Supplied data:
:::::

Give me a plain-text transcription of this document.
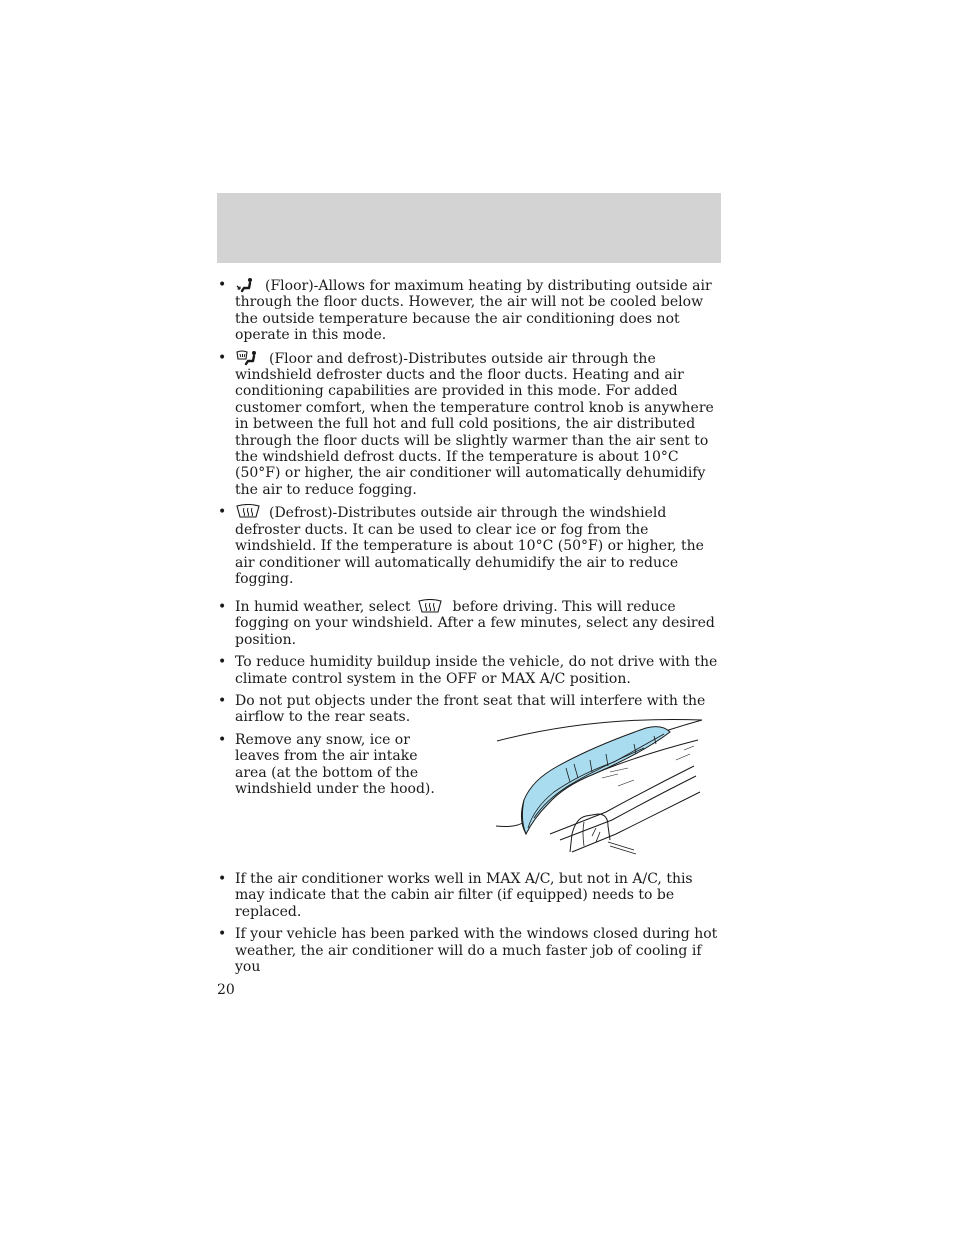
•	(Floor)-Allows for maximum heating by distributing outside air through the floor ducts. However, the air will not be cooled below the outside temperature because the air conditioning does not operate in this mode.

•	(Floor and defrost)-Distributes outside air through the windshield defroster ducts and the floor ducts. Heating and air conditioning capabilities are provided in this mode. For added customer comfort, when the temperature control knob is anywhere in between the full hot and full cold positions, the air distributed through the floor ducts will be slightly warmer than the air sent to the windshield defrost ducts. If the temperature is about 10°C (50°F) or higher, the air conditioner will automatically dehumidify the air to reduce fogging.

•	(Defrost)-Distributes outside air through the windshield defroster ducts. It can be used to clear ice or fog from the windshield. If the temperature is about 10°C (50°F) or higher, the air conditioner will automatically dehumidify the air to reduce fogging.

• In humid weather, select	before driving. This will reduce fogging on your windshield. After a few minutes, select any desired position.

• To reduce humidity buildup inside the vehicle, do not drive with the climate control system in the OFF or MAX A/C position.

• Do not put objects under the front seat that will interfere with the airflow to the rear seats.

• Remove any snow, ice or leaves from the air intake area (at the bottom of the windshield under the hood).

• If the air conditioner works well in MAX A/C, but not in A/C, this may indicate that the cabin air filter (if equipped) needs to be replaced.

• If your vehicle has been parked with the windows closed during hot weather, the air conditioner will do a much faster job of cooling if you

20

:::::

Task brief: Give back each entry exactly as it appears, with no pictures.

Written response:
Give me a plain-text transcription of this document.
•	(Floor)-Allows for maximum heating by distributing outside air through the floor ducts. However, the air will not be cooled below the outside temperature because the air conditioning does not operate in this mode.

•	(Floor and defrost)-Distributes outside air through the windshield defroster ducts and the floor ducts. Heating and air conditioning capabilities are provided in this mode. For added customer comfort, when the temperature control knob is anywhere in between the full hot and full cold positions, the air distributed through the floor ducts will be slightly warmer than the air sent to the windshield defrost ducts. If the temperature is about 10°C (50°F) or higher, the air conditioner will automatically dehumidify the air to reduce fogging.

•	(Defrost)-Distributes outside air through the windshield defroster ducts. It can be used to clear ice or fog from the windshield. If the temperature is about 10°C (50°F) or higher, the air conditioner will automatically dehumidify the air to reduce fogging.

• In humid weather, select	before driving. This will reduce fogging on your windshield. After a few minutes, select any desired position.

• To reduce humidity buildup inside the vehicle, do not drive with the climate control system in the OFF or MAX A/C position.

• Do not put objects under the front seat that will interfere with the airflow to the rear seats.

• Remove any snow, ice or leaves from the air intake area (at the bottom of the windshield under the hood).

• If the air conditioner works well in MAX A/C, but not in A/C, this may indicate that the cabin air filter (if equipped) needs to be replaced.

• If your vehicle has been parked with the windows closed during hot weather, the air conditioner will do a much faster job of cooling if you

20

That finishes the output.